BEGIN Records for this task

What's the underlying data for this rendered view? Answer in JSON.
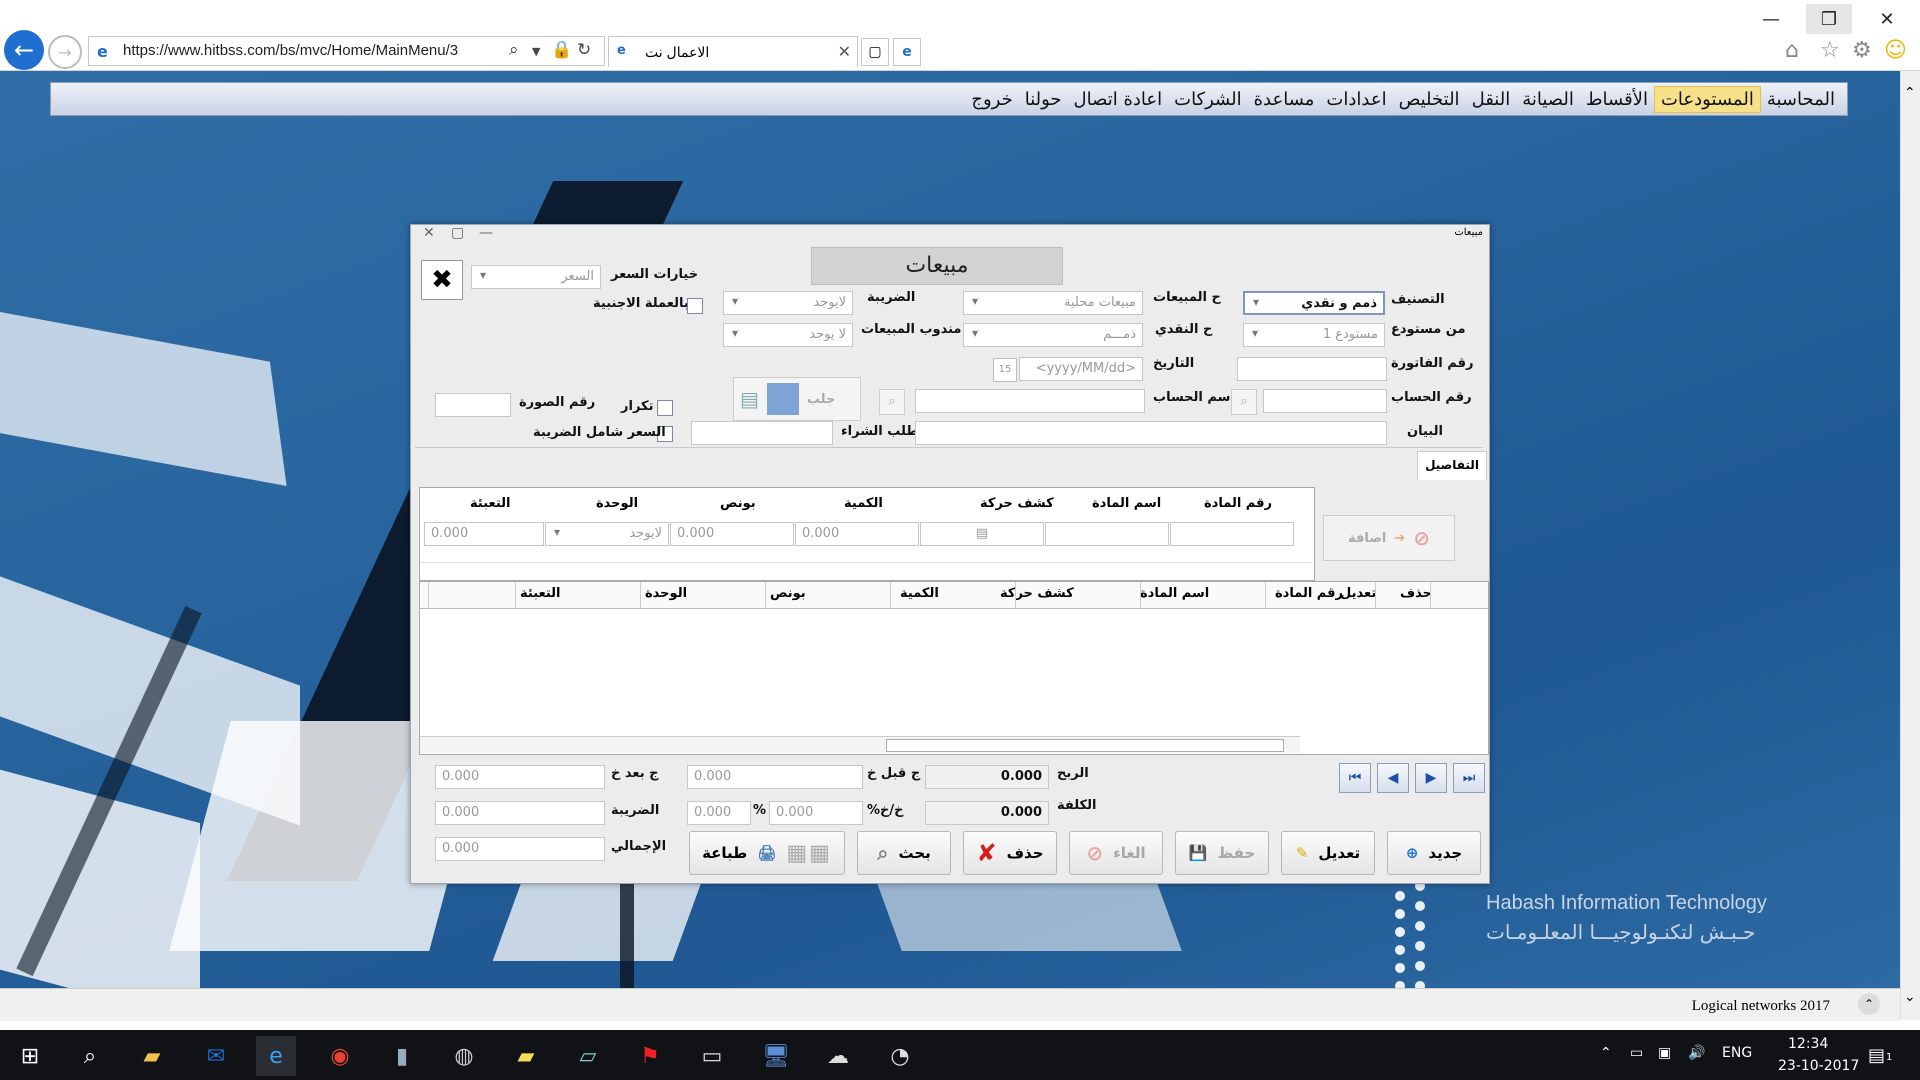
{
  "browser": {
    "url": "https://www.hitbss.com/bs/mvc/Home/MainMenu/3",
    "tab_title": "الاعمال نت"
  },
  "menu": {
    "items": [
      "المحاسبة",
      "المستودعات",
      "الأقساط",
      "الصيانة",
      "النقل",
      "التخليص",
      "اعدادات",
      "مساعدة",
      "الشركات",
      "اعادة اتصال",
      "حولنا",
      "خروج"
    ],
    "active": "المستودعات"
  },
  "dialog": {
    "caption": "مبيعات",
    "title": "مبيعات",
    "fields": {
      "classification_label": "التصنيف",
      "classification_value": "ذمم و نقدي",
      "from_warehouse_label": "من مستودع",
      "from_warehouse_value": "مستودع 1",
      "sales_account_label": "ح المبيعات",
      "sales_account_value": "مبيعات محلية",
      "cash_account_label": "ح النقدي",
      "cash_account_value": "ذمـــم",
      "tax_label": "الضريبة",
      "tax_value": "لايوجد",
      "sales_rep_label": "مندوب المبيعات",
      "sales_rep_value": "لا يوجد",
      "price_options_label": "خيارات السعر",
      "price_options_placeholder": "السعر",
      "foreign_currency_label": "بالعملة الاجنبية",
      "invoice_no_label": "رقم الفاتورة",
      "date_label": "التاريخ",
      "date_placeholder": "<yyyy/MM/dd>",
      "account_no_label": "رقم الحساب",
      "account_name_label": "اسم الحساب",
      "fetch_label": "جلب",
      "repeat_label": "تكرار",
      "image_no_label": "رقم الصورة",
      "statement_label": "البيان",
      "purchase_request_label": "طلب الشراء",
      "price_incl_tax_label": "السعر شامل الضريبة"
    },
    "details_tab": "التفاصيل",
    "entry_headers": [
      "رقم المادة",
      "اسم المادة",
      "كشف حركة",
      "الكمية",
      "بونص",
      "الوحدة",
      "التعبئة"
    ],
    "entry_values": {
      "quantity": "0.000",
      "bonus": "0.000",
      "unit": "لايوجد",
      "packing": "0.000"
    },
    "add_label": "اضافة",
    "grid_headers": [
      "حذف",
      "تعديل",
      "رقم المادة",
      "اسم المادة",
      "كشف حركة",
      "الكمية",
      "بونص",
      "الوحدة",
      "التعبئة"
    ],
    "totals": {
      "profit_label": "الربح",
      "profit_value": "0.000",
      "cost_label": "الكلفة",
      "cost_value": "0.000",
      "before_disc_label": "ج قبل خ",
      "before_disc_value": "0.000",
      "disc_label": "خ/خ%",
      "disc_value": "0.000",
      "disc_pct": "0.000",
      "pct_sign": "%",
      "after_disc_label": "ج بعد خ",
      "after_disc_value": "0.000",
      "tax_label": "الضريبة",
      "tax_value": "0.000",
      "total_label": "الإجمالي",
      "total_value": "0.000"
    },
    "buttons": {
      "new": "جديد",
      "edit": "تعديل",
      "save": "حفظ",
      "cancel": "الغاء",
      "delete": "حذف",
      "search": "بحث",
      "print": "طباعة"
    }
  },
  "branding": {
    "company_en": "Habash Information Technology",
    "company_ar": "حـبـش لتكنـولوجيـــا المعلـومـات"
  },
  "status_bar": {
    "text": "Logical networks 2017"
  },
  "taskbar": {
    "lang": "ENG",
    "time": "12:34",
    "date": "23-10-2017",
    "notifications": "1"
  },
  "colors": {
    "accent": "#1f6fd1",
    "menu_active": "#f6e08a",
    "page_bg": "#2a67a0",
    "taskbar": "#101215"
  }
}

END Records for this task

The request -
Transcribe all of the records above character for character. Exclude the pictures.

Task result -
What's the underlying data for this rendered view? Answer in JSON.
{
  "browser": {
    "url": "https://www.hitbss.com/bs/mvc/Home/MainMenu/3",
    "tab_title": "الاعمال نت"
  },
  "menu": {
    "items": [
      "المحاسبة",
      "المستودعات",
      "الأقساط",
      "الصيانة",
      "النقل",
      "التخليص",
      "اعدادات",
      "مساعدة",
      "الشركات",
      "اعادة اتصال",
      "حولنا",
      "خروج"
    ],
    "active": "المستودعات"
  },
  "dialog": {
    "caption": "مبيعات",
    "title": "مبيعات",
    "fields": {
      "classification_label": "التصنيف",
      "classification_value": "ذمم و نقدي",
      "from_warehouse_label": "من مستودع",
      "from_warehouse_value": "مستودع 1",
      "sales_account_label": "ح المبيعات",
      "sales_account_value": "مبيعات محلية",
      "cash_account_label": "ح النقدي",
      "cash_account_value": "ذمـــم",
      "tax_label": "الضريبة",
      "tax_value": "لايوجد",
      "sales_rep_label": "مندوب المبيعات",
      "sales_rep_value": "لا يوجد",
      "price_options_label": "خيارات السعر",
      "price_options_placeholder": "السعر",
      "foreign_currency_label": "بالعملة الاجنبية",
      "invoice_no_label": "رقم الفاتورة",
      "date_label": "التاريخ",
      "date_placeholder": "<yyyy/MM/dd>",
      "account_no_label": "رقم الحساب",
      "account_name_label": "اسم الحساب",
      "fetch_label": "جلب",
      "repeat_label": "تكرار",
      "image_no_label": "رقم الصورة",
      "statement_label": "البيان",
      "purchase_request_label": "طلب الشراء",
      "price_incl_tax_label": "السعر شامل الضريبة"
    },
    "details_tab": "التفاصيل",
    "entry_headers": [
      "رقم المادة",
      "اسم المادة",
      "كشف حركة",
      "الكمية",
      "بونص",
      "الوحدة",
      "التعبئة"
    ],
    "entry_values": {
      "quantity": "0.000",
      "bonus": "0.000",
      "unit": "لايوجد",
      "packing": "0.000"
    },
    "add_label": "اضافة",
    "grid_headers": [
      "حذف",
      "تعديل",
      "رقم المادة",
      "اسم المادة",
      "كشف حركة",
      "الكمية",
      "بونص",
      "الوحدة",
      "التعبئة"
    ],
    "totals": {
      "profit_label": "الربح",
      "profit_value": "0.000",
      "cost_label": "الكلفة",
      "cost_value": "0.000",
      "before_disc_label": "ج قبل خ",
      "before_disc_value": "0.000",
      "disc_label": "خ/خ%",
      "disc_value": "0.000",
      "disc_pct": "0.000",
      "pct_sign": "%",
      "after_disc_label": "ج بعد خ",
      "after_disc_value": "0.000",
      "tax_label": "الضريبة",
      "tax_value": "0.000",
      "total_label": "الإجمالي",
      "total_value": "0.000"
    },
    "buttons": {
      "new": "جديد",
      "edit": "تعديل",
      "save": "حفظ",
      "cancel": "الغاء",
      "delete": "حذف",
      "search": "بحث",
      "print": "طباعة"
    }
  },
  "branding": {
    "company_en": "Habash Information Technology",
    "company_ar": "حـبـش لتكنـولوجيـــا المعلـومـات"
  },
  "status_bar": {
    "text": "Logical networks 2017"
  },
  "taskbar": {
    "lang": "ENG",
    "time": "12:34",
    "date": "23-10-2017",
    "notifications": "1"
  },
  "colors": {
    "accent": "#1f6fd1",
    "menu_active": "#f6e08a",
    "page_bg": "#2a67a0",
    "taskbar": "#101215"
  }
}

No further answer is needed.